__What needs to be done__. Can you find the lines of the listing that include "fields" and copy every one?

[Rows from a dataset]

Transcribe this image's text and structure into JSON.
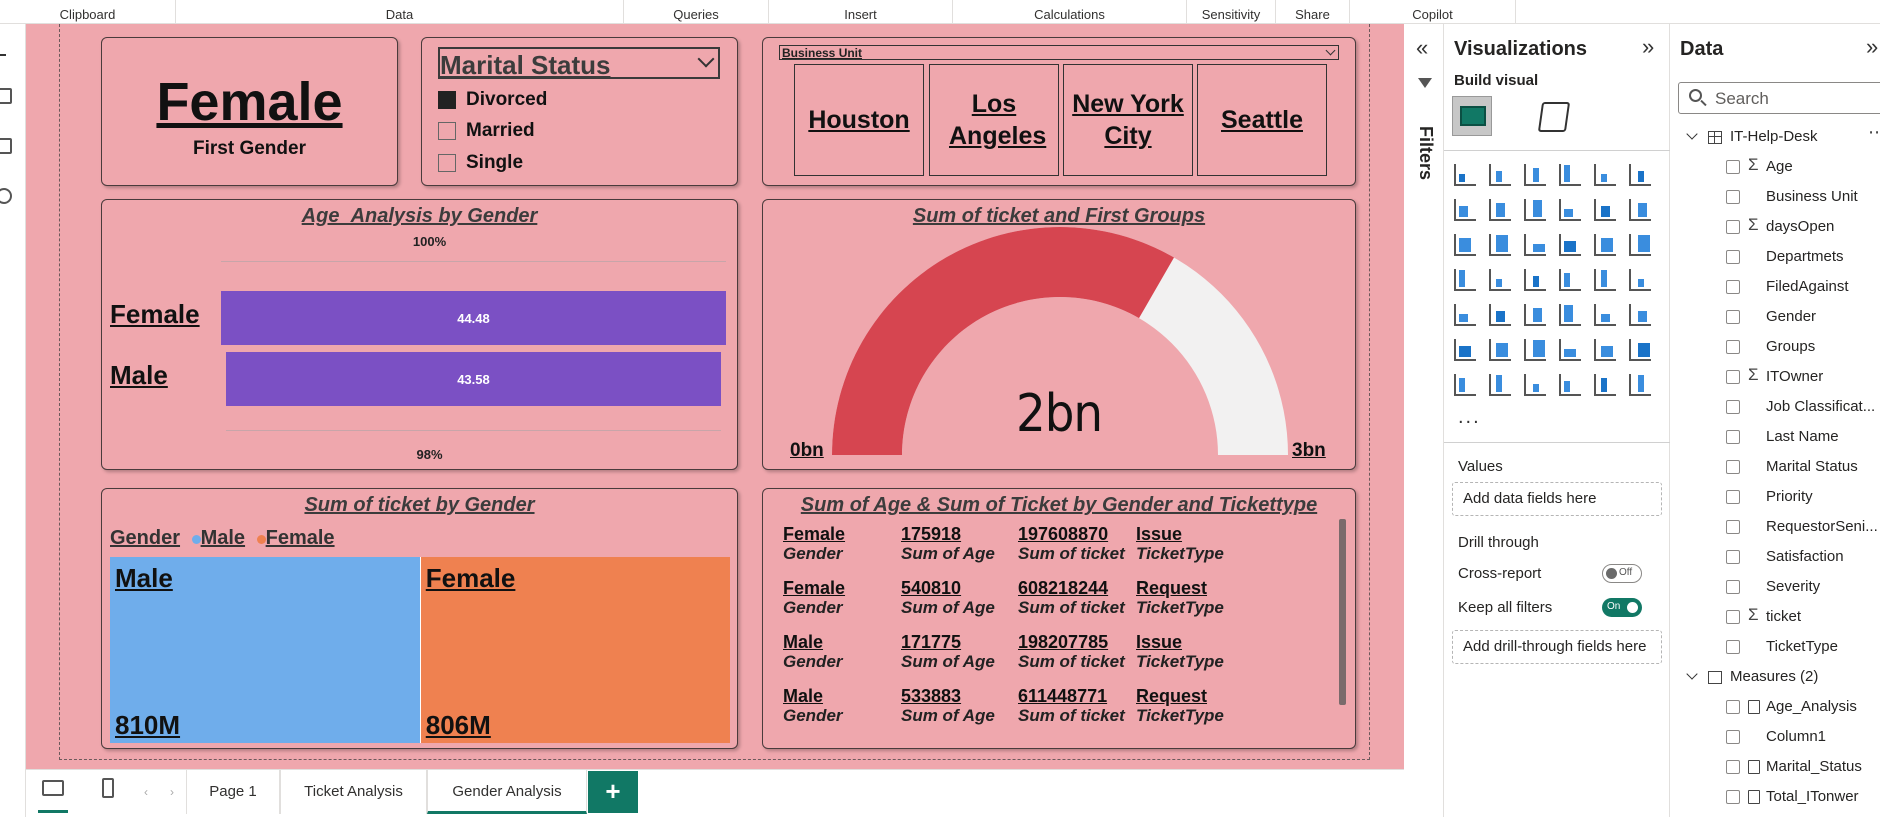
{
  "ribbon": {
    "groups": [
      "Clipboard",
      "Data",
      "Queries",
      "Insert",
      "Calculations",
      "Sensitivity",
      "Share",
      "Copilot"
    ]
  },
  "page": {
    "bg_color": "#efa7ad"
  },
  "card_first_gender": {
    "value": "Female",
    "label": "First Gender"
  },
  "slicer_marital": {
    "title": "Marital Status",
    "items": [
      {
        "label": "Divorced",
        "checked": true
      },
      {
        "label": "Married",
        "checked": false
      },
      {
        "label": "Single",
        "checked": false
      }
    ]
  },
  "slicer_business_unit": {
    "title": "Business Unit",
    "tiles": [
      "Houston",
      "Los Angeles",
      "New York City",
      "Seattle"
    ]
  },
  "age_chart": {
    "title": "Age_Analysis by Gender",
    "top_label": "100%",
    "bottom_label": "98%",
    "bar_color": "#7b50c4"
  },
  "gauge": {
    "title": "Sum of ticket and First Groups",
    "value_label": "2bn",
    "min_label": "0bn",
    "max_label": "3bn",
    "fill_color": "#d64550",
    "track_color": "#f2f1f1"
  },
  "treemap": {
    "title": "Sum of ticket by Gender",
    "legend_title": "Gender",
    "legend": [
      {
        "name": "Male",
        "color": "#6fadeb"
      },
      {
        "name": "Female",
        "color": "#ef8150"
      }
    ]
  },
  "table_visual": {
    "title": "Sum of Age & Sum of Ticket by Gender and Tickettype",
    "rows": [
      {
        "gender": "Female",
        "age": "175918",
        "ticket": "197608870",
        "type": "Issue",
        "gender_lbl": "Gender",
        "age_lbl": "Sum of Age",
        "ticket_lbl": "Sum of ticket",
        "type_lbl": "TicketType"
      },
      {
        "gender": "Female",
        "age": "540810",
        "ticket": "608218244",
        "type": "Request",
        "gender_lbl": "Gender",
        "age_lbl": "Sum of Age",
        "ticket_lbl": "Sum of ticket",
        "type_lbl": "TicketType"
      },
      {
        "gender": "Male",
        "age": "171775",
        "ticket": "198207785",
        "type": "Issue",
        "gender_lbl": "Gender",
        "age_lbl": "Sum of Age",
        "ticket_lbl": "Sum of ticket",
        "type_lbl": "TicketType"
      },
      {
        "gender": "Male",
        "age": "533883",
        "ticket": "611448771",
        "type": "Request",
        "gender_lbl": "Gender",
        "age_lbl": "Sum of Age",
        "ticket_lbl": "Sum of ticket",
        "type_lbl": "TicketType"
      }
    ]
  },
  "tabs": {
    "items": [
      "Page 1",
      "Ticket Analysis",
      "Gender Analysis"
    ],
    "active": "Gender Analysis",
    "add_label": "+"
  },
  "filters_pane": {
    "label": "Filters"
  },
  "visualizations": {
    "title": "Visualizations",
    "build_visual": "Build visual",
    "values_label": "Values",
    "add_data_fields": "Add data fields here",
    "drill_through": "Drill through",
    "cross_report": "Cross-report",
    "cross_report_state": "Off",
    "keep_all_filters": "Keep all filters",
    "keep_all_filters_state": "On",
    "add_drill_fields": "Add drill-through fields here",
    "more": "..."
  },
  "data_pane": {
    "title": "Data",
    "search_placeholder": "Search",
    "table_name": "IT-Help-Desk",
    "fields": [
      {
        "name": "Age",
        "sigma": true
      },
      {
        "name": "Business Unit",
        "sigma": false
      },
      {
        "name": "daysOpen",
        "sigma": true
      },
      {
        "name": "Departmets",
        "sigma": false
      },
      {
        "name": "FiledAgainst",
        "sigma": false
      },
      {
        "name": "Gender",
        "sigma": false
      },
      {
        "name": "Groups",
        "sigma": false
      },
      {
        "name": "ITOwner",
        "sigma": true
      },
      {
        "name": "Job Classificat...",
        "sigma": false
      },
      {
        "name": "Last Name",
        "sigma": false
      },
      {
        "name": "Marital Status",
        "sigma": false
      },
      {
        "name": "Priority",
        "sigma": false
      },
      {
        "name": "RequestorSeni...",
        "sigma": false
      },
      {
        "name": "Satisfaction",
        "sigma": false
      },
      {
        "name": "Severity",
        "sigma": false
      },
      {
        "name": "ticket",
        "sigma": true
      },
      {
        "name": "TicketType",
        "sigma": false
      }
    ],
    "measures_group": "Measures (2)",
    "measures": [
      {
        "name": "Age_Analysis",
        "calc": true
      },
      {
        "name": "Column1",
        "calc": false
      },
      {
        "name": "Marital_Status",
        "calc": true
      },
      {
        "name": "Total_ITonwer",
        "calc": true
      }
    ]
  },
  "chart_data": [
    {
      "type": "bar",
      "title": "Age_Analysis by Gender",
      "categories": [
        "Female",
        "Male"
      ],
      "values": [
        44.48,
        43.58
      ],
      "value_labels": [
        "44.48",
        "43.58"
      ]
    },
    {
      "type": "gauge",
      "title": "Sum of ticket and First Groups",
      "value": 2,
      "min": 0,
      "max": 3,
      "unit": "bn"
    },
    {
      "type": "treemap",
      "title": "Sum of ticket by Gender",
      "categories": [
        "Male",
        "Female"
      ],
      "values": [
        810,
        806
      ],
      "value_labels": [
        "810M",
        "806M"
      ]
    }
  ]
}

__Result of the task__.
    "add_data_fields": "Add data fields here",
    "add_drill_fields": "Add drill-through fields here",
    "fields": [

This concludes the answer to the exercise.